>> START Recorded data

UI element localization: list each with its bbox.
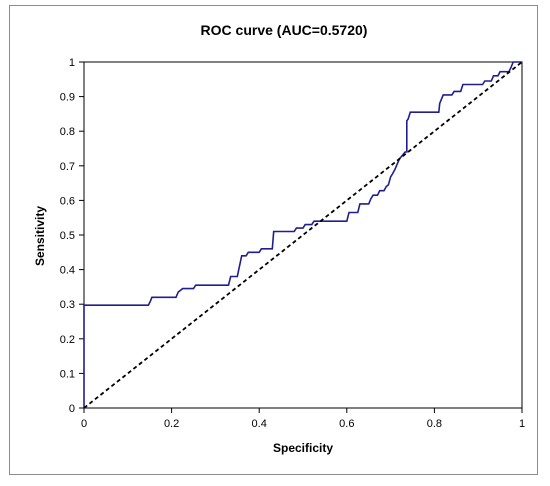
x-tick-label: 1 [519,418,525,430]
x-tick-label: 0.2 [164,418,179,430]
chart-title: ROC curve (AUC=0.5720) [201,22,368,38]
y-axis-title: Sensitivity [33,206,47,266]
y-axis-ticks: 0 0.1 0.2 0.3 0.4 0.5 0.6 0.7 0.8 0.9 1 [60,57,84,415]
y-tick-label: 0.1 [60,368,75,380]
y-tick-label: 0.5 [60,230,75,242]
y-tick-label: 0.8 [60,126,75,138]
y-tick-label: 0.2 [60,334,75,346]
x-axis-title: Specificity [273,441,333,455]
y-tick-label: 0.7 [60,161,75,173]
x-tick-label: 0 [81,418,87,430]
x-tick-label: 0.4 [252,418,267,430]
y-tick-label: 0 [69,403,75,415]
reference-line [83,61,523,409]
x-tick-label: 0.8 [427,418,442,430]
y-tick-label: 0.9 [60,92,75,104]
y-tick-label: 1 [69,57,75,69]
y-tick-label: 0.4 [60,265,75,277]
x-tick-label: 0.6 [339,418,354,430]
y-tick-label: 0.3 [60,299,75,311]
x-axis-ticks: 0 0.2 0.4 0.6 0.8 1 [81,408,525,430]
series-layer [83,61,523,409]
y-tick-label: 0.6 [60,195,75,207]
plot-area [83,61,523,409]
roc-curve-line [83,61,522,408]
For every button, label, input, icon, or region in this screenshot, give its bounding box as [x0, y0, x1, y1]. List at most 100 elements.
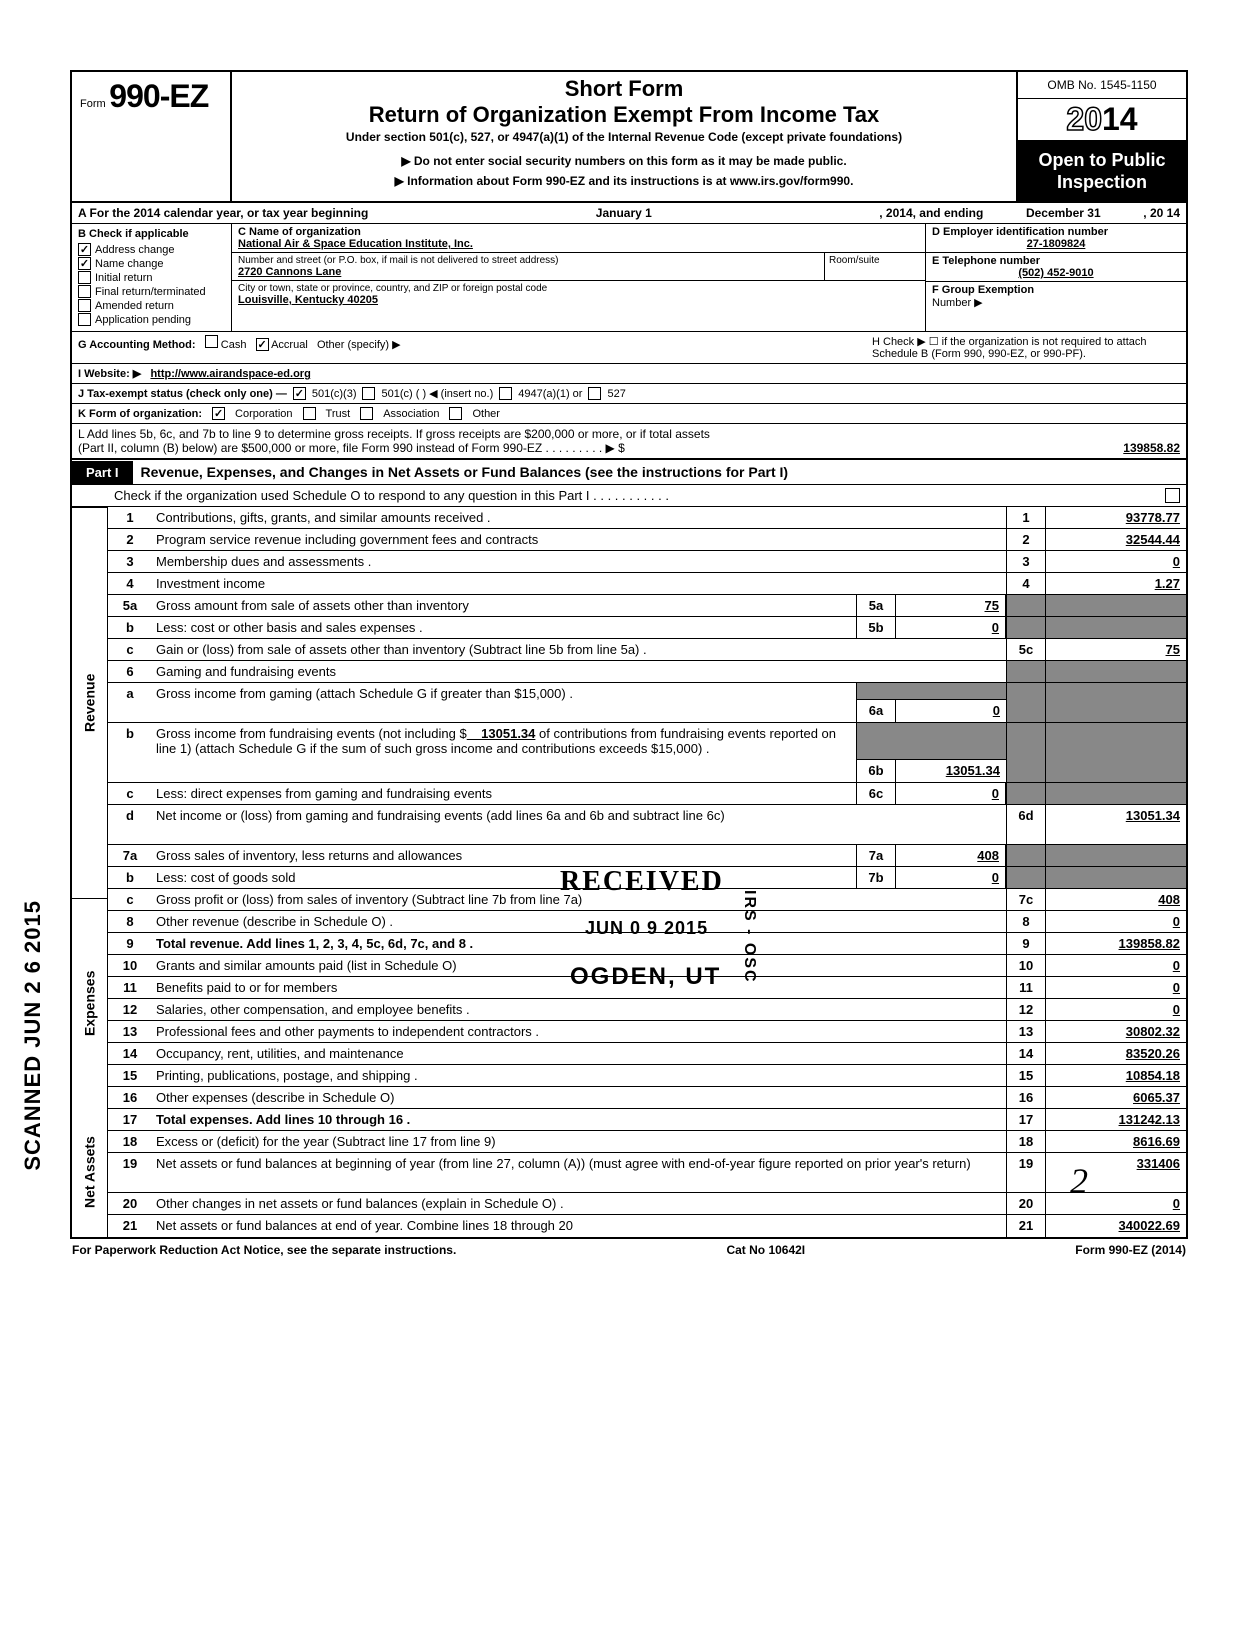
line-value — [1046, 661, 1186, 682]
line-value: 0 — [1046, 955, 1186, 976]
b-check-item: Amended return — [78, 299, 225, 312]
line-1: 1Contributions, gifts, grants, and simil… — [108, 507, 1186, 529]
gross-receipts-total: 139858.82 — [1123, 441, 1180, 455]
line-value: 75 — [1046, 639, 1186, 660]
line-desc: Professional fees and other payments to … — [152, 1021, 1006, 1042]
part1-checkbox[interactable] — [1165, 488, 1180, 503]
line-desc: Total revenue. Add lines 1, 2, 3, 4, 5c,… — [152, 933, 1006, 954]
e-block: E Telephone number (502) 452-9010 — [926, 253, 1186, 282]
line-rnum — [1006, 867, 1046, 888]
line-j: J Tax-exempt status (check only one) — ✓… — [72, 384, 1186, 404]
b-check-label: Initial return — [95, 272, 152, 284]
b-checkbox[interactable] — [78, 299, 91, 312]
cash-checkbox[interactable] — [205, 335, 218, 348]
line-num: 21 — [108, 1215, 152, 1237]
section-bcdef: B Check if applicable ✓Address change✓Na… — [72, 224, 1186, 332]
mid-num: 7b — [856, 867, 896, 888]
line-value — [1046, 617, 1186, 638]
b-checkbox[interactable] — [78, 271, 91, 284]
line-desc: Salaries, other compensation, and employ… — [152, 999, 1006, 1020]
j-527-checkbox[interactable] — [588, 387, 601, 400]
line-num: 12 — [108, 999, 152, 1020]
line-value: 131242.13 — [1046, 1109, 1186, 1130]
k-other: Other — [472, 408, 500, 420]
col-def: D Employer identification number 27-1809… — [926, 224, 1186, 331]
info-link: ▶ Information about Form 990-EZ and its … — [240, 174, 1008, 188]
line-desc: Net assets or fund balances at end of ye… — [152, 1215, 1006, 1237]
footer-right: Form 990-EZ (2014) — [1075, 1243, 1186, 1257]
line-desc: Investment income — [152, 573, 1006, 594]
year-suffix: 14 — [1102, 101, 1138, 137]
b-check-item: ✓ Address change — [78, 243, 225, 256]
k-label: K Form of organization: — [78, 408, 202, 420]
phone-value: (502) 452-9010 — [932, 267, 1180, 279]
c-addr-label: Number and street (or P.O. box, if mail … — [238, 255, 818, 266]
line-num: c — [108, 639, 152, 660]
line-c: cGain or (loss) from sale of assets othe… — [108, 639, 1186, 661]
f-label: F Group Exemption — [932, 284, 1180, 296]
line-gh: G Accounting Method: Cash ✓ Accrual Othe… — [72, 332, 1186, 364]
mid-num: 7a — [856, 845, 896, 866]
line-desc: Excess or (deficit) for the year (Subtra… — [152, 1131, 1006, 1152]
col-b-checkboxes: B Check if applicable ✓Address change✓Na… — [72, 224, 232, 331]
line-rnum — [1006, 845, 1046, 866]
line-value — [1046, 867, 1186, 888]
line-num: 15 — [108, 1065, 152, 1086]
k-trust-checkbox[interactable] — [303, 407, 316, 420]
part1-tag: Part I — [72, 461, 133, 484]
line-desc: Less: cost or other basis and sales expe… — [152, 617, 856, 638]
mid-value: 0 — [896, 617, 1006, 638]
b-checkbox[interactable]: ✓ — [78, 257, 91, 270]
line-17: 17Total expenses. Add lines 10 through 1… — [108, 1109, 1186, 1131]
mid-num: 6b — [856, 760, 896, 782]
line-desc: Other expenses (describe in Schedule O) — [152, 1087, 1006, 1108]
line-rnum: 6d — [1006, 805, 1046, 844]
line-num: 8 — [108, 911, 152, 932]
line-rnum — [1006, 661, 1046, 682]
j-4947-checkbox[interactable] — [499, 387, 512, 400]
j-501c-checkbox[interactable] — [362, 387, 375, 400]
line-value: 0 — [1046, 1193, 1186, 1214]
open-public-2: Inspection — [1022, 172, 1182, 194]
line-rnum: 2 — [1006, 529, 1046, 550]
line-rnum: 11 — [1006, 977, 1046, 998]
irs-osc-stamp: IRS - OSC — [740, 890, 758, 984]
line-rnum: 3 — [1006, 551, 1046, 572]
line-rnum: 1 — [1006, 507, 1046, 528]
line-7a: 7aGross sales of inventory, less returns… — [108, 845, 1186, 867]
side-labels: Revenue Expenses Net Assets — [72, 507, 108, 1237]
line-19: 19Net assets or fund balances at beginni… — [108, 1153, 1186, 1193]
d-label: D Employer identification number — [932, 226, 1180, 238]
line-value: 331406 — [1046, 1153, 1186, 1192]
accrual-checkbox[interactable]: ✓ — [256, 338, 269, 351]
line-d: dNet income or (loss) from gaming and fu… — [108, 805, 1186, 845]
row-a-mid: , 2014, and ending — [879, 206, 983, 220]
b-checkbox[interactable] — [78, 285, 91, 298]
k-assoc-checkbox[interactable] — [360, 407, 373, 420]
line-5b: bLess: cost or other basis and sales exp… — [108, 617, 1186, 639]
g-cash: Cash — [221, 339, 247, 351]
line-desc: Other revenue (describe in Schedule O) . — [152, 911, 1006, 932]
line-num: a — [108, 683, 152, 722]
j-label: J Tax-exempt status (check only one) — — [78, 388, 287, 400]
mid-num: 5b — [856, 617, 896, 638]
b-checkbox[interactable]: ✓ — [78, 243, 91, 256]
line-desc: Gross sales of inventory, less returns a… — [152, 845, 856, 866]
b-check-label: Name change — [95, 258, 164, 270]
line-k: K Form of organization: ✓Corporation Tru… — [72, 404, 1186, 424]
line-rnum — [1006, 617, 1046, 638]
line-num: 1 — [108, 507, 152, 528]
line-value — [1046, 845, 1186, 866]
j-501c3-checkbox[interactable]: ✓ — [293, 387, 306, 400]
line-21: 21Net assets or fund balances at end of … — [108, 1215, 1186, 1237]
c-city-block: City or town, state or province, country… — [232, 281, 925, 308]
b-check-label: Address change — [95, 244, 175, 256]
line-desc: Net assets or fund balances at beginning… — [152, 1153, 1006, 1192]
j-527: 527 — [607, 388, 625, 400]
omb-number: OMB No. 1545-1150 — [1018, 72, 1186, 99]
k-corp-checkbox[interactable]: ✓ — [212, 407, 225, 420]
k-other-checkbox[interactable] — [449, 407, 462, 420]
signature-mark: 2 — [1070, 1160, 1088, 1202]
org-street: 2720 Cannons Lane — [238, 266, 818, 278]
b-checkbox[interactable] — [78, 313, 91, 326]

>> END Recorded data
>> START Recorded data

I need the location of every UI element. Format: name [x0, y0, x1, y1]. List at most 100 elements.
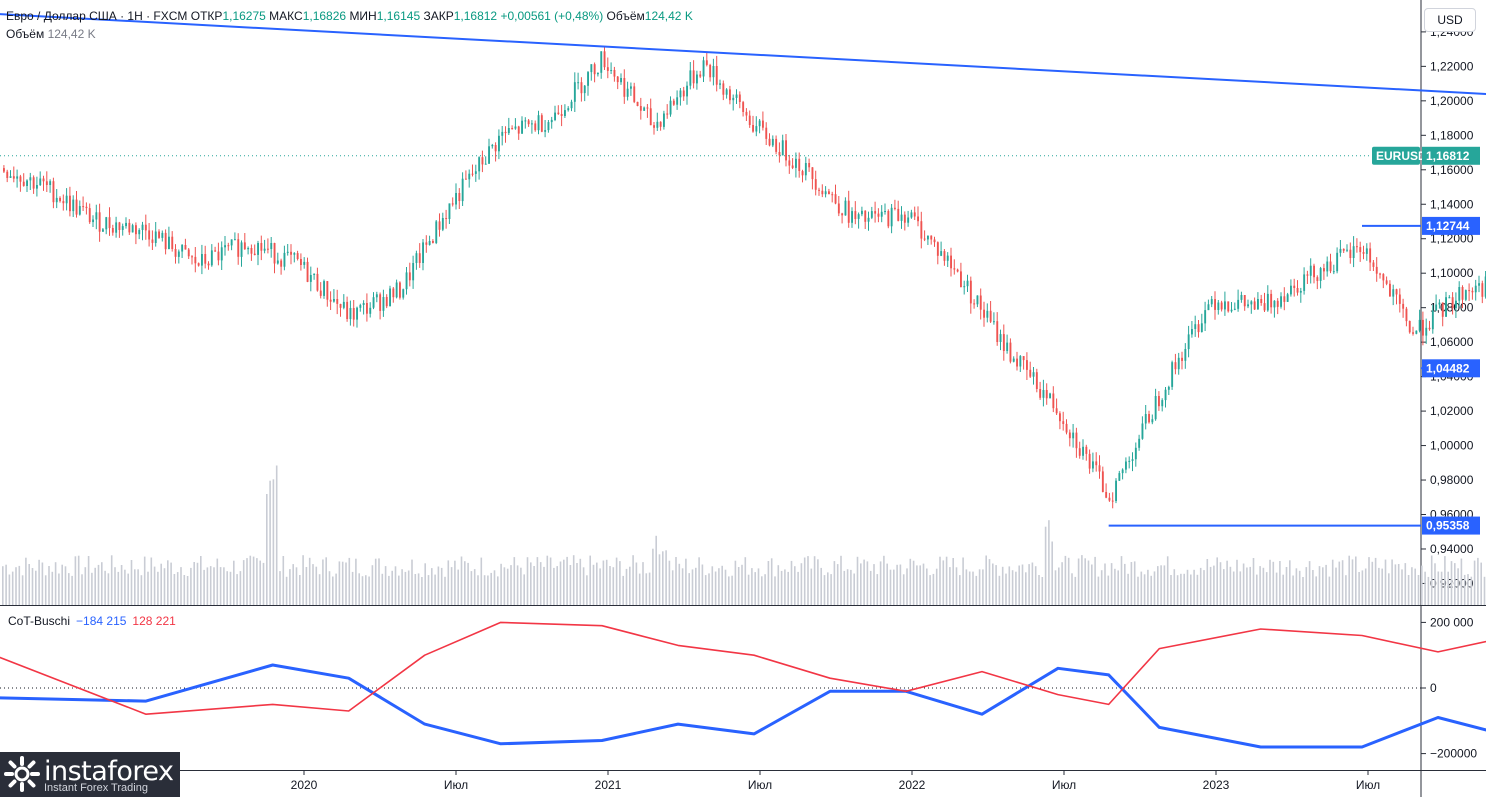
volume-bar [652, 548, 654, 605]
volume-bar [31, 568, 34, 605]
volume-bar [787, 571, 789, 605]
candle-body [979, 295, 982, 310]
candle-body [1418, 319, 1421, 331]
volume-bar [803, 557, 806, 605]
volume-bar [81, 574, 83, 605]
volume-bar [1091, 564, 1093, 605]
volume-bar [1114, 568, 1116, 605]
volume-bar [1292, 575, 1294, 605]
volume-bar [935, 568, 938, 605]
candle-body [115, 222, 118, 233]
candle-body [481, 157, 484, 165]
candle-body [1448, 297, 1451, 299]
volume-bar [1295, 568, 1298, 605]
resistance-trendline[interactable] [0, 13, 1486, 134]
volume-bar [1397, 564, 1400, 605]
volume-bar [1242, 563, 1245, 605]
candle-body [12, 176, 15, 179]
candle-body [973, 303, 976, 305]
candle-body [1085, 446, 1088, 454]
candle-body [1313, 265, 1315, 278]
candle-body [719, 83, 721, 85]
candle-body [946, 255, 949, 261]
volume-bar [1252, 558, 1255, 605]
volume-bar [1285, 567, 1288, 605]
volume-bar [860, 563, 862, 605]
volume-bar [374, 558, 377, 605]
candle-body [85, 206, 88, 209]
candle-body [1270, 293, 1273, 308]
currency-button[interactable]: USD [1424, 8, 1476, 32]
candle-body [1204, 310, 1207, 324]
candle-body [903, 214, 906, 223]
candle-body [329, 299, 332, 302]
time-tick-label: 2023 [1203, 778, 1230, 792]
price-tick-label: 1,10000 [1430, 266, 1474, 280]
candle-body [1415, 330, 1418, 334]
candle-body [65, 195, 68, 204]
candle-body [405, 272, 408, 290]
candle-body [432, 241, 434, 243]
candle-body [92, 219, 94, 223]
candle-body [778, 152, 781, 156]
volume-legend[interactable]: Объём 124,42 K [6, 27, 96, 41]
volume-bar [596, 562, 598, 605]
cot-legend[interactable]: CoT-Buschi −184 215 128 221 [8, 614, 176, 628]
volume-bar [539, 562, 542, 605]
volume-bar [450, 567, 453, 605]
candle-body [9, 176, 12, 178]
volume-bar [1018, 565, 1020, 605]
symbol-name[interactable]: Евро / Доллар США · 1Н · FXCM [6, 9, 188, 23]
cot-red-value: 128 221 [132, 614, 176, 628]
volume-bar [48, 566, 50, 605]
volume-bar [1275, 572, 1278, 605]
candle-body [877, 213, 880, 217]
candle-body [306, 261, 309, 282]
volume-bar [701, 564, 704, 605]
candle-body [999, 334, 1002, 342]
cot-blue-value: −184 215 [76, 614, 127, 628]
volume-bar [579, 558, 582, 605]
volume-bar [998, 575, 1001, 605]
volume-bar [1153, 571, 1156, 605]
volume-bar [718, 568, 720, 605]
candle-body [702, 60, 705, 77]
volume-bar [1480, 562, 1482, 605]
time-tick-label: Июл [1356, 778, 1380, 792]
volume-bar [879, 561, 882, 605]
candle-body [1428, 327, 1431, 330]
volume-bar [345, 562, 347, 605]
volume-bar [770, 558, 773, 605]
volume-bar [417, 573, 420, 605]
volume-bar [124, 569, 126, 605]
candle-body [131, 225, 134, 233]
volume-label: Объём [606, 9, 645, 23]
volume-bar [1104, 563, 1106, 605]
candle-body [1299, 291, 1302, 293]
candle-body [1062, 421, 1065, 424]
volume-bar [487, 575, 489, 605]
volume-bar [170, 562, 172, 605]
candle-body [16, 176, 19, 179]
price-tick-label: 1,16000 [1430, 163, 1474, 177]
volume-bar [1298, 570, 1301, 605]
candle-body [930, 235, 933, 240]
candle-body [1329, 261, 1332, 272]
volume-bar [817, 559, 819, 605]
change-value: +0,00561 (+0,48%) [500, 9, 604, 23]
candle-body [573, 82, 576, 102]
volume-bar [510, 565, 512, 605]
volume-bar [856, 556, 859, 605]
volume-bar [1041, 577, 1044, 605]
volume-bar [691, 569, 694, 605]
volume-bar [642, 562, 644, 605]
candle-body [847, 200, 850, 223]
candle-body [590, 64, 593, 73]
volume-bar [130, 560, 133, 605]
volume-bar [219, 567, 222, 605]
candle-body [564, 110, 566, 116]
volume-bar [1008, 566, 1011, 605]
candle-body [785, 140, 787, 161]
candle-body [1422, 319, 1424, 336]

>> END Recorded data

Given exercise
Pick out every line in the records above that contains the word "Schedule", and copy each of those lines.

Output of the exercise
line-desc: Other expenses (describe in Schedule O) — [152, 1087, 1006, 1108]
line-desc: Other revenue (describe in Schedule O) . — [152, 911, 1006, 932]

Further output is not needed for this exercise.